= Passage provided =
* * * *
Dogs and non violence

I have been given the opportunity of taking care of this dog on the Upper West side. If I had to describe that area of town in one word, I would say "leaves". Makes for a refreshing change.

About the dog, she confirms my view as being part of a species that has all the qualities of a perfect non-violent soldier. She is totally in the moment. At one instant she is all over you, pointing frantically towards the leash. When you do take her out and then try and strike up a conversation, she turns away with a look that says, "Please do not interrupt me. I am trying to investigate this bush. "

Another perfect quality for a budding satyagrahi that they possess is that they will do and do without ever giving the impression of trying. This dog pays attention to my every question; though I am not sure it understands much, what given my strong Indian accent. It turns its head clockwise to a question and then counterclockwise to the next. Certainly cracks one up and keeps the mind away from the 100 foot long flat screen TV, that is now part of my temporary environment.

Does Bush not observe his dog? And why does Saddam not get one?

An impossible feat

One of the the great tragedies of modern man is that we can never feel equal with a group of people...we either feel superior or inferior and the end result is the same.

It is not possible to get rid of that feeling. It is however, possible to eliminate groups.

Follow Amartya

What is the definition of poverty? Some people say it is a lack of income. I say (and I quote Amartya Sen) that it is a lack of access to basic human rights such as freedom to study, freedom to vote, etc. As you can very well see freedom is the key word. I received a potential key to freedom today. This key is green. I now have a choice: utilize the green key and turn down some green with dead prezs on them.

Green Vs. Green?

A fair swap. For the cause of freedom, I am game.
* * * *
= Excerpted data =
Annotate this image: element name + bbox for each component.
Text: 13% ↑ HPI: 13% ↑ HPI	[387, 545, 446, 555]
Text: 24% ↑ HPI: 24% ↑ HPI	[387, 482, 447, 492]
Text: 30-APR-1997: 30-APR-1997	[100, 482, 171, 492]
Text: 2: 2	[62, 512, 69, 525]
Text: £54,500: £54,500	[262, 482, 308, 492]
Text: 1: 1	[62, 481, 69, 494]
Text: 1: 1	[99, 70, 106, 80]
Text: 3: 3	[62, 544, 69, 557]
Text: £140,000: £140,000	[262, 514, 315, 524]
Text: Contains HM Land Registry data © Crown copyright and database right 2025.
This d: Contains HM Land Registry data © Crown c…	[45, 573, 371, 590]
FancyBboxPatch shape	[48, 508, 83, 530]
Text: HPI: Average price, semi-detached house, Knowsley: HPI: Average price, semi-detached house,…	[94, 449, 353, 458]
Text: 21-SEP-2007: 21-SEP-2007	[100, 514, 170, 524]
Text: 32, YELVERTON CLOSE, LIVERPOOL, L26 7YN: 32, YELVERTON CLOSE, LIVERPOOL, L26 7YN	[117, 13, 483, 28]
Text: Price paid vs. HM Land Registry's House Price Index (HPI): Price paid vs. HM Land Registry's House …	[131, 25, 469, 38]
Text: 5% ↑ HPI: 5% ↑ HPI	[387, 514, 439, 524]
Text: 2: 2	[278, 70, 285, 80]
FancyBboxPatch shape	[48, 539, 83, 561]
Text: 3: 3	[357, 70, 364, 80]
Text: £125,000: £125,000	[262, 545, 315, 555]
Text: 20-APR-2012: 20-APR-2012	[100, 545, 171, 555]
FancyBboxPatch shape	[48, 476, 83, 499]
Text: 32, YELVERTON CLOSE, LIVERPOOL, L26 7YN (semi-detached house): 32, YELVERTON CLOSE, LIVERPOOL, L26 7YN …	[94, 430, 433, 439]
* * * *
= Work request A =
In the blog post, what one word does the writer use to describe the Upper West Side?
= Work request B =
Rewrite the blog post's paragraph that starts "About the dog, she confirms" as a short list that keeps its main facts.
= Work request C =
Pick up the blog post after its final line and write what comes next.

= Answer space A =
"Leaves."

= Answer space B =
- The dog supports the writer's view that dogs have all the qualities of a perfect non-violent soldier.
- She is totally in the moment.
- At one moment she is all over the writer, pointing frantically toward the leash.
- Once outside, she turns away when the writer tries to start a conversation, with a look that asks not to be interrupted while she investigates a bush.

= Answer space C =
Nearly losing a job

Here is how corporate life works. Menial employee is walking along Park Avenue. He tramples on an ant. The Chairman of the Company sees this from the 35th floor of his posh office building. He throws a fit. Whether the sight of the dying ant was the cause, or the trigger, one will never know. The CEO shouts at his President, who in turn shouts at the boss of the employee. The employee feels sorry that the ant had to die. But mistakes are bound to happen, he says. I apologize, he stammers. He is non violent and is man enough to own up, but cannot fathom what the hue and cry is all about. It is not that the building was in Somalia and the ant was carrying life saving food supplies.

The menial employee is warned that if he ever tramples on an ant again, he will no longer be an employee, only menial. The menial employee wonders if waking up every morning for this is worth it. Waking up is a good habit, he reasons and should be cultivated irrespective of this or that

Oh and the ship full of oil finally sunk off the coast of Spain today. An astrologer told me that the word "oil" will figure on the front page of every newspaper for the times that lie ahead. My conscience tells me that it should.

Will non violence work when attacked by eight legged freaks?

The protagonist of The Catcher of the Rye speaks of authors, who after reading their book, you want to call and speak to. Yesterday, I saw a movie, the director and screenplay writer of which I would definitely go out for drinks with. The movie, which is destined to become a cult classic, is called Eight Legged Freaks. There is, like incessant and discrete sips of lemonade on a hot day, not one moment that is wrong with this movie.

In this flick, a bunch of spiders of varying abilities, mutate after ingesting toxic waste. They grow very large, break out of a spider farm and wreak havoc on a small town, which is already reeling under the effects of recession and bad economic times. The humor is subtle and carries a lot of personality, as do the spiders, the sheriff and most of the cast.

The question that obviously springs to the mind is "Would non violence work under the influence of an attack of eight legged freaks?

What would Gandhi have done? There exists a definite and tangible problem, which might have rendered his methods ineffective. Giant tarantulas are indifferent to the sympathies induced by hunger fasts. Most giant octalegged beings would eat up an entire procession of chanting protestors. Even civil disobedience, by and large, have proven to be ineffective against such stubborn, single minded beasts.

Then seeing how non violence was not working, would Gandhi have taken up the gun?

Yes, my mind tells me. He would have jumped to the defense of the helpless. He would have shot many spiders skillfully (given his great focus and attention to detail). However, inwardly he would have mourned at the abundance of toxic waste that exists all around the world today. Punish the evil, not the evildoer, Gandhi says. The evil is not the spiders, but the nuclear (pronunciation under review) material. Gandhi would have finished off the spiders and then run the cleverest global campaign to protest against nuclear proliferation.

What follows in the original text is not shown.